## Start DATASET RECORDS
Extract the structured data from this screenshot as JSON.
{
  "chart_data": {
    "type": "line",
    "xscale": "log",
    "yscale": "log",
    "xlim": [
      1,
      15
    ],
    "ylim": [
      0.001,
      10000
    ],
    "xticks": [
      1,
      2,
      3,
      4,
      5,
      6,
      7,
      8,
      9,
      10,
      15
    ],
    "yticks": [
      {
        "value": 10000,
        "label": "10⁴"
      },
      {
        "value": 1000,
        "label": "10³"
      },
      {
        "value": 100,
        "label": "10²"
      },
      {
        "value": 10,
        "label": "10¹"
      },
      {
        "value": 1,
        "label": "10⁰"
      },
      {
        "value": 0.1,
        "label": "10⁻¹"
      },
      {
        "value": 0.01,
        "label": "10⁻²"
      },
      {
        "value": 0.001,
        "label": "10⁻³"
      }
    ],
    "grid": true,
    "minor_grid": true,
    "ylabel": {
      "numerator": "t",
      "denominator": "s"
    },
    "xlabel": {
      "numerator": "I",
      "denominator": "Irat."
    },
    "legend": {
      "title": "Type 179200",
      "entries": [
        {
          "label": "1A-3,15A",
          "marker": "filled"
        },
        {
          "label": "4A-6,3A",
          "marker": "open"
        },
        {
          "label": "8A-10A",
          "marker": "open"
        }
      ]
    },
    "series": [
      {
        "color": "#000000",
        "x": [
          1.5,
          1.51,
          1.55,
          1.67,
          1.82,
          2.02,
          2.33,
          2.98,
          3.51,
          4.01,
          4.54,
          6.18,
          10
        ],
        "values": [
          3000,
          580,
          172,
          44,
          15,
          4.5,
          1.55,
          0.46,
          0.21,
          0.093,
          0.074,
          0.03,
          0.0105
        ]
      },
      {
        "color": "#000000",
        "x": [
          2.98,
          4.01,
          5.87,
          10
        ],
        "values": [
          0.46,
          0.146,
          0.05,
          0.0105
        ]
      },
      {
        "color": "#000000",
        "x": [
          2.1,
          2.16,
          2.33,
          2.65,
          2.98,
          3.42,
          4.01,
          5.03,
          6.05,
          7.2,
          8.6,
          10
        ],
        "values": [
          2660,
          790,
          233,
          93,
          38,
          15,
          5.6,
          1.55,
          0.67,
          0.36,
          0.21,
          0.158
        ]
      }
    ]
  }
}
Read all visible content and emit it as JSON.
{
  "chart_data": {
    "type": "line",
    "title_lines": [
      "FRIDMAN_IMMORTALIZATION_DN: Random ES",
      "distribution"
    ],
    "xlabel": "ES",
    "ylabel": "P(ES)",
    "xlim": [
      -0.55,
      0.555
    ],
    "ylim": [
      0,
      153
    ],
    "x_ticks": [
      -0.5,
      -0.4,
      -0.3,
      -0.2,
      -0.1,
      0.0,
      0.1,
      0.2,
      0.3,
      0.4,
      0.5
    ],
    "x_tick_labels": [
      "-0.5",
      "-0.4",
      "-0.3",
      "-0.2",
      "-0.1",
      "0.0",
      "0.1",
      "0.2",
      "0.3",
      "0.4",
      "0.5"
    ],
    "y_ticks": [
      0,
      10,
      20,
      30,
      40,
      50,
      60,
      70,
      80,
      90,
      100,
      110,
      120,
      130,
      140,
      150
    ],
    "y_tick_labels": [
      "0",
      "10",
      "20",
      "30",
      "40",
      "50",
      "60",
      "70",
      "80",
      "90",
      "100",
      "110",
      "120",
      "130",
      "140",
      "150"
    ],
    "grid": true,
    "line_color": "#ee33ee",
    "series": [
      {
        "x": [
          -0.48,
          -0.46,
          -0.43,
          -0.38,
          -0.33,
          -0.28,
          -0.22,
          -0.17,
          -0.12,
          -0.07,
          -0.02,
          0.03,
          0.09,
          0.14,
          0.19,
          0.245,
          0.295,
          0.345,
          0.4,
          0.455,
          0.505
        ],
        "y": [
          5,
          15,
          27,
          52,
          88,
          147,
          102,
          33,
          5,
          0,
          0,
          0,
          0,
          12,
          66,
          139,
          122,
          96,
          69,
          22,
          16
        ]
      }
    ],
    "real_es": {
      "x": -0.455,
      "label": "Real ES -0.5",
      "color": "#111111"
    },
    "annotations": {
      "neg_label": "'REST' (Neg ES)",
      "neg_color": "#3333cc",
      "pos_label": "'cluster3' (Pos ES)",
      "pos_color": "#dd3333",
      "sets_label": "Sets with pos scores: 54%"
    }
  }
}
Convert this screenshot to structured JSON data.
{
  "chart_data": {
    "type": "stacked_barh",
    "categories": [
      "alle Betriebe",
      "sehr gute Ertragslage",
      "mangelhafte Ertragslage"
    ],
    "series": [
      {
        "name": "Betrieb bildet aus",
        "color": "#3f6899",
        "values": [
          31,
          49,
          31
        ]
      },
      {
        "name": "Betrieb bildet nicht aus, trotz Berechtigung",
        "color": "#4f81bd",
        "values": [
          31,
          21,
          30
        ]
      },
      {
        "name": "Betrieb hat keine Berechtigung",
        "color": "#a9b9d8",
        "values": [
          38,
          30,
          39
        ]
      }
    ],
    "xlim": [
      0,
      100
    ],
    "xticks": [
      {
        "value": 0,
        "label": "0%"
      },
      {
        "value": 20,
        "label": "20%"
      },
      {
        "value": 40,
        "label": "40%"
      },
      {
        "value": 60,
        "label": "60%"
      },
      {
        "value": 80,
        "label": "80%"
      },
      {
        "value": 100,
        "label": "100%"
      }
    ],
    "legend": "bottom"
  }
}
## End DATASET RECORDS
# [TASK BRIEF]
Return each entry from above without altering a single character.

# [TASK RESULT]
Extract the structured data from this screenshot as JSON.
{
  "chart_data": {
    "type": "line",
    "xscale": "log",
    "yscale": "log",
    "xlim": [
      1,
      15
    ],
    "ylim": [
      0.001,
      10000
    ],
    "xticks": [
      1,
      2,
      3,
      4,
      5,
      6,
      7,
      8,
      9,
      10,
      15
    ],
    "yticks": [
      {
        "value": 10000,
        "label": "10⁴"
      },
      {
        "value": 1000,
        "label": "10³"
      },
      {
        "value": 100,
        "label": "10²"
      },
      {
        "value": 10,
        "label": "10¹"
      },
      {
        "value": 1,
        "label": "10⁰"
      },
      {
        "value": 0.1,
        "label": "10⁻¹"
      },
      {
        "value": 0.01,
        "label": "10⁻²"
      },
      {
        "value": 0.001,
        "label": "10⁻³"
      }
    ],
    "grid": true,
    "minor_grid": true,
    "ylabel": {
      "numerator": "t",
      "denominator": "s"
    },
    "xlabel": {
      "numerator": "I",
      "denominator": "Irat."
    },
    "legend": {
      "title": "Type 179200",
      "entries": [
        {
          "label": "1A-3,15A",
          "marker": "filled"
        },
        {
          "label": "4A-6,3A",
          "marker": "open"
        },
        {
          "label": "8A-10A",
          "marker": "open"
        }
      ]
    },
    "series": [
      {
        "color": "#000000",
        "x": [
          1.5,
          1.51,
          1.55,
          1.67,
          1.82,
          2.02,
          2.33,
          2.98,
          3.51,
          4.01,
          4.54,
          6.18,
          10
        ],
        "values": [
          3000,
          580,
          172,
          44,
          15,
          4.5,
          1.55,
          0.46,
          0.21,
          0.093,
          0.074,
          0.03,
          0.0105
        ]
      },
      {
        "color": "#000000",
        "x": [
          2.98,
          4.01,
          5.87,
          10
        ],
        "values": [
          0.46,
          0.146,
          0.05,
          0.0105
        ]
      },
      {
        "color": "#000000",
        "x": [
          2.1,
          2.16,
          2.33,
          2.65,
          2.98,
          3.42,
          4.01,
          5.03,
          6.05,
          7.2,
          8.6,
          10
        ],
        "values": [
          2660,
          790,
          233,
          93,
          38,
          15,
          5.6,
          1.55,
          0.67,
          0.36,
          0.21,
          0.158
        ]
      }
    ]
  }
}
Read all visible content and emit it as JSON.
{
  "chart_data": {
    "type": "line",
    "title_lines": [
      "FRIDMAN_IMMORTALIZATION_DN: Random ES",
      "distribution"
    ],
    "xlabel": "ES",
    "ylabel": "P(ES)",
    "xlim": [
      -0.55,
      0.555
    ],
    "ylim": [
      0,
      153
    ],
    "x_ticks": [
      -0.5,
      -0.4,
      -0.3,
      -0.2,
      -0.1,
      0.0,
      0.1,
      0.2,
      0.3,
      0.4,
      0.5
    ],
    "x_tick_labels": [
      "-0.5",
      "-0.4",
      "-0.3",
      "-0.2",
      "-0.1",
      "0.0",
      "0.1",
      "0.2",
      "0.3",
      "0.4",
      "0.5"
    ],
    "y_ticks": [
      0,
      10,
      20,
      30,
      40,
      50,
      60,
      70,
      80,
      90,
      100,
      110,
      120,
      130,
      140,
      150
    ],
    "y_tick_labels": [
      "0",
      "10",
      "20",
      "30",
      "40",
      "50",
      "60",
      "70",
      "80",
      "90",
      "100",
      "110",
      "120",
      "130",
      "140",
      "150"
    ],
    "grid": true,
    "line_color": "#ee33ee",
    "series": [
      {
        "x": [
          -0.48,
          -0.46,
          -0.43,
          -0.38,
          -0.33,
          -0.28,
          -0.22,
          -0.17,
          -0.12,
          -0.07,
          -0.02,
          0.03,
          0.09,
          0.14,
          0.19,
          0.245,
          0.295,
          0.345,
          0.4,
          0.455,
          0.505
        ],
        "y": [
          5,
          15,
          27,
          52,
          88,
          147,
          102,
          33,
          5,
          0,
          0,
          0,
          0,
          12,
          66,
          139,
          122,
          96,
          69,
          22,
          16
        ]
      }
    ],
    "real_es": {
      "x": -0.455,
      "label": "Real ES -0.5",
      "color": "#111111"
    },
    "annotations": {
      "neg_label": "'REST' (Neg ES)",
      "neg_color": "#3333cc",
      "pos_label": "'cluster3' (Pos ES)",
      "pos_color": "#dd3333",
      "sets_label": "Sets with pos scores: 54%"
    }
  }
}
Convert this screenshot to structured JSON data.
{
  "chart_data": {
    "type": "stacked_barh",
    "categories": [
      "alle Betriebe",
      "sehr gute Ertragslage",
      "mangelhafte Ertragslage"
    ],
    "series": [
      {
        "name": "Betrieb bildet aus",
        "color": "#3f6899",
        "values": [
          31,
          49,
          31
        ]
      },
      {
        "name": "Betrieb bildet nicht aus, trotz Berechtigung",
        "color": "#4f81bd",
        "values": [
          31,
          21,
          30
        ]
      },
      {
        "name": "Betrieb hat keine Berechtigung",
        "color": "#a9b9d8",
        "values": [
          38,
          30,
          39
        ]
      }
    ],
    "xlim": [
      0,
      100
    ],
    "xticks": [
      {
        "value": 0,
        "label": "0%"
      },
      {
        "value": 20,
        "label": "20%"
      },
      {
        "value": 40,
        "label": "40%"
      },
      {
        "value": 60,
        "label": "60%"
      },
      {
        "value": 80,
        "label": "80%"
      },
      {
        "value": 100,
        "label": "100%"
      }
    ],
    "legend": "bottom"
  }
}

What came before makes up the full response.